_Extract to read_:
<<<<
I am getting output like [ "AA", "A", "BBBC", "BBB", "BBA", "BBD", "BBE", "BB", "B", "C", "CC", "D", "E" ] but expected one is [ "AA", "A", "BBBC", "BBB", "BBA", "BBD", "BBE", "BB", "B", "CC", "C", "D", "E" ] Note the letter C.
Ok, that should be fixed now.
2

I'd first write a function that compares 2 elements with the expected rules and returns 1 if the first element should be first, else -1, check the length of the 2 elements and see if the longest starts with the smallest (like in "AAA" and "A")

function myComparer(a, b)
{
  if (a.length < b.length)
  {
    if (b.startsWith(a))
    {
      return 1; // a should be after b
    }
  }
  else if (a.length > b.length)
  {
    if (a.startsWith(b))
    {
      return -1; // b should be after a
    }
  }

  if (a < b)
  {
    return -1;
  }
  return 1;
}

const CompareTester = (a, b) => {
  if (myComparer(a, b) == -1)
  {
    console.log(`"${a}" then "${b}"`);
  }
  else
  {
    console.log(`"${b}" then "${a}"`);
  }
}

const testArr = [
  { a: "AAA", b: "A" },
  { a: "A", b: "AAA" },
  { a: "BBA", b: "BB" },
  { a: "A", b: "B" },
  { a: "ABC", b: "DEF" },
  { a: "ABC", b: "ABCDEF" }
];

for (elem of testArr)
>>>>
_Dataset items_:
<<<<
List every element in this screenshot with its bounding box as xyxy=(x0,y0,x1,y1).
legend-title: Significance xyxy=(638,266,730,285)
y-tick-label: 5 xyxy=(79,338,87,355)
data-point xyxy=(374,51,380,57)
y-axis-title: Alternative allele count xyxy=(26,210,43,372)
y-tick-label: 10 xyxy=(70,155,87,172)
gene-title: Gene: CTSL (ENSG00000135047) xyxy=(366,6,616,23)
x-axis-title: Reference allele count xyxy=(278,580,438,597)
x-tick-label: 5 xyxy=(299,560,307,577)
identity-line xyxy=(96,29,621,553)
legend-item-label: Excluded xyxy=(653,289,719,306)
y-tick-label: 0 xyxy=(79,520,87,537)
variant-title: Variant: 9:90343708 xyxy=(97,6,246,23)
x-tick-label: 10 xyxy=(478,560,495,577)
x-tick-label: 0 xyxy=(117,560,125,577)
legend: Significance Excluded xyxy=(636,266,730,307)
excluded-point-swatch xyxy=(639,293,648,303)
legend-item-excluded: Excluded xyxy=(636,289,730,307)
>>>>
_Given exercise_: Reproduce the thread from the words "function myComparer(a, b)" through the words "if (a.startsWith(b))", switching every "myComparer" to "prefixAwareComparer".

_Problem solution_:
function prefixAwareComparer(a, b)
{
  if (a.length < b.length)
  {
    if (b.startsWith(a))
    {
      return 1; // a should be after b
    }
  }
  else if (a.length > b.length)
  {
    if (a.startsWith(b))